● Given request: Gather from the material every line that contains the string "durch".

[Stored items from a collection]
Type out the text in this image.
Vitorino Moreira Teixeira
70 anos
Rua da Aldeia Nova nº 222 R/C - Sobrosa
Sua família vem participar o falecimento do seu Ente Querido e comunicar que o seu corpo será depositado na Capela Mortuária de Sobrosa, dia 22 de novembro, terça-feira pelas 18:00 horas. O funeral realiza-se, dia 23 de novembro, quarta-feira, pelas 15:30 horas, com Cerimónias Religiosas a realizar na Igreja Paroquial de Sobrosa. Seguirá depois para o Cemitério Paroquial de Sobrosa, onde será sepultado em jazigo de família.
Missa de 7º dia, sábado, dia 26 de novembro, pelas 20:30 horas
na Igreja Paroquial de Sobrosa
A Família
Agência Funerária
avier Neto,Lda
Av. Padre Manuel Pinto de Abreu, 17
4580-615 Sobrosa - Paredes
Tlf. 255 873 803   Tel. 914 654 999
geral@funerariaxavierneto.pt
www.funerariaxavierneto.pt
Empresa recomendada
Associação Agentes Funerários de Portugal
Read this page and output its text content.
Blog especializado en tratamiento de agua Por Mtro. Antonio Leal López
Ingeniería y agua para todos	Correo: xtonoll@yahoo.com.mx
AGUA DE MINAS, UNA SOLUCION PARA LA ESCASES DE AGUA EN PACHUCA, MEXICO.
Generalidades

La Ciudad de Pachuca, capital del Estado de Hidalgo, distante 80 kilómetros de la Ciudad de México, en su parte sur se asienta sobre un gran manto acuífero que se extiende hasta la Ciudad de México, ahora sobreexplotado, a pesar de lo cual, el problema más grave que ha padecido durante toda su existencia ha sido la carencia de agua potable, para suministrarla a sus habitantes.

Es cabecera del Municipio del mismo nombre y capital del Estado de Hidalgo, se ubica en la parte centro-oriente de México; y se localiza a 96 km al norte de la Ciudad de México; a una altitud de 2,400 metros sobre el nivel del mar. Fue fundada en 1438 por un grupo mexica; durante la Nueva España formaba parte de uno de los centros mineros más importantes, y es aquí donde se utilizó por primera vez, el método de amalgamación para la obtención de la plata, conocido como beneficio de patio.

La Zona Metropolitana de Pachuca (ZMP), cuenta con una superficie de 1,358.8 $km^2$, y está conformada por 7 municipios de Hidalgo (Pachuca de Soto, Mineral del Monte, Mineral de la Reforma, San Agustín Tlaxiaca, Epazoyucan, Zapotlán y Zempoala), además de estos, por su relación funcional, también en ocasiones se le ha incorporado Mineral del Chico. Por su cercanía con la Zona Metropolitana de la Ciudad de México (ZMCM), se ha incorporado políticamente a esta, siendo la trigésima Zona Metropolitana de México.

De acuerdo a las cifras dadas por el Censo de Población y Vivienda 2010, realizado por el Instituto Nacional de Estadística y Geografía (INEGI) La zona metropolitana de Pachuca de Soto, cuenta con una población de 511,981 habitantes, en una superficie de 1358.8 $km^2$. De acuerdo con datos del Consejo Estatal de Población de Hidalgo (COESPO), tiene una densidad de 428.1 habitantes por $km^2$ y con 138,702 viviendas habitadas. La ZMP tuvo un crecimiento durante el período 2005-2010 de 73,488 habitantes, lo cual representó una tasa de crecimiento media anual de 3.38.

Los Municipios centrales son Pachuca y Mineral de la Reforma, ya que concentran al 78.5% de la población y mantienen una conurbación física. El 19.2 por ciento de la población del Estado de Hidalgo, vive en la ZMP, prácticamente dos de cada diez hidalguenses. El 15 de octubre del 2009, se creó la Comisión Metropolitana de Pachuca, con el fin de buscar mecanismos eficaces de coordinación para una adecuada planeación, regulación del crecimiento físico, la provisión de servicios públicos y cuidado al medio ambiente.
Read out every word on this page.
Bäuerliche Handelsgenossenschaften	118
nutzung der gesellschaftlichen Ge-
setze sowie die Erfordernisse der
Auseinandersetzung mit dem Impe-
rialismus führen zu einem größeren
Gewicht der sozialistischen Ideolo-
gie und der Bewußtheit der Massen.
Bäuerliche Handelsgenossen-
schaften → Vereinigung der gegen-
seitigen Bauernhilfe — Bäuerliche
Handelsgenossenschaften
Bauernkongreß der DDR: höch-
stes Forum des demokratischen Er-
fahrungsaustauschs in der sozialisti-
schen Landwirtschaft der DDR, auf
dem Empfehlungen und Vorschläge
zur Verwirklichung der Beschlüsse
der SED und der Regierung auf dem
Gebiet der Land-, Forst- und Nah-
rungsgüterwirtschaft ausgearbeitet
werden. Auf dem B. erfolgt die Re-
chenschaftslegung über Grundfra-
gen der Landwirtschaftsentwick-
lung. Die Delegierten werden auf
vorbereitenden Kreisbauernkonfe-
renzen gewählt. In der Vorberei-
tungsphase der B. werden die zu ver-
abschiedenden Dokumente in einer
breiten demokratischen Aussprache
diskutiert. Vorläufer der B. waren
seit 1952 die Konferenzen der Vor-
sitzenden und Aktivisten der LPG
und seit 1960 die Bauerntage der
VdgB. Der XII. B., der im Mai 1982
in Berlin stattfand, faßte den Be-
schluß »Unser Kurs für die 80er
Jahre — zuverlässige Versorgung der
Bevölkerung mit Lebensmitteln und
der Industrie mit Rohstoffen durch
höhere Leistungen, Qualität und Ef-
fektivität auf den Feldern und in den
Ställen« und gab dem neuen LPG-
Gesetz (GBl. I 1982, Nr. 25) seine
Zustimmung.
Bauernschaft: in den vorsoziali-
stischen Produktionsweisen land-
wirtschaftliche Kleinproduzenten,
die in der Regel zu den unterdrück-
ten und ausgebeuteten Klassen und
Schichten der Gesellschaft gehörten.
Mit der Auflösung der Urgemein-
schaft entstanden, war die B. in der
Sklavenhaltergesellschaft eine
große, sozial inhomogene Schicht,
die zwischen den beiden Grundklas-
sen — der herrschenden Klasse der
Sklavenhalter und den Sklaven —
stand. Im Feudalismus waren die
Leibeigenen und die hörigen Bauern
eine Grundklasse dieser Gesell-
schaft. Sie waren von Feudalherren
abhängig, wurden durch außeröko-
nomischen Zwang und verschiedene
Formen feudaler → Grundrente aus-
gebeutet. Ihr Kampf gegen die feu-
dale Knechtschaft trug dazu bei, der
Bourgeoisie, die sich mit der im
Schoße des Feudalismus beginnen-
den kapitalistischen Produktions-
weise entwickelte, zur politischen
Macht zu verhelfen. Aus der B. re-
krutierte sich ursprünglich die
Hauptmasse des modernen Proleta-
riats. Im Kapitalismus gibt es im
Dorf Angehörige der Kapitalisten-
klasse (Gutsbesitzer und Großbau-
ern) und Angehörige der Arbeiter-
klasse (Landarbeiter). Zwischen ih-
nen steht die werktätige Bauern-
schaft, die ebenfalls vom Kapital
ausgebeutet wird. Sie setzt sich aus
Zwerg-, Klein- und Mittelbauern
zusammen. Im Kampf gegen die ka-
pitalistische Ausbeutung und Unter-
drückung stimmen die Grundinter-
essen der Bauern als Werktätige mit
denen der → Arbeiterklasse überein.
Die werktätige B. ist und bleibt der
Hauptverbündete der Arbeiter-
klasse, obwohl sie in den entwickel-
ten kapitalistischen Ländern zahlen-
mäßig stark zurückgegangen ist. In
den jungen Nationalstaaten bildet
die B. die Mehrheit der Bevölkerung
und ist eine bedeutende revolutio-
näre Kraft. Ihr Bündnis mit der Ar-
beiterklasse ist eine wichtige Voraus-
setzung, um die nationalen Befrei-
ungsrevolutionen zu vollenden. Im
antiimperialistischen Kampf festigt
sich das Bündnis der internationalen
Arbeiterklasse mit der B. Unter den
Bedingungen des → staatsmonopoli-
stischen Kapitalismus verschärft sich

● Response for this exercise:
der Industrie mit Rohstoffen durch
abhängig, wurden durch außeröko-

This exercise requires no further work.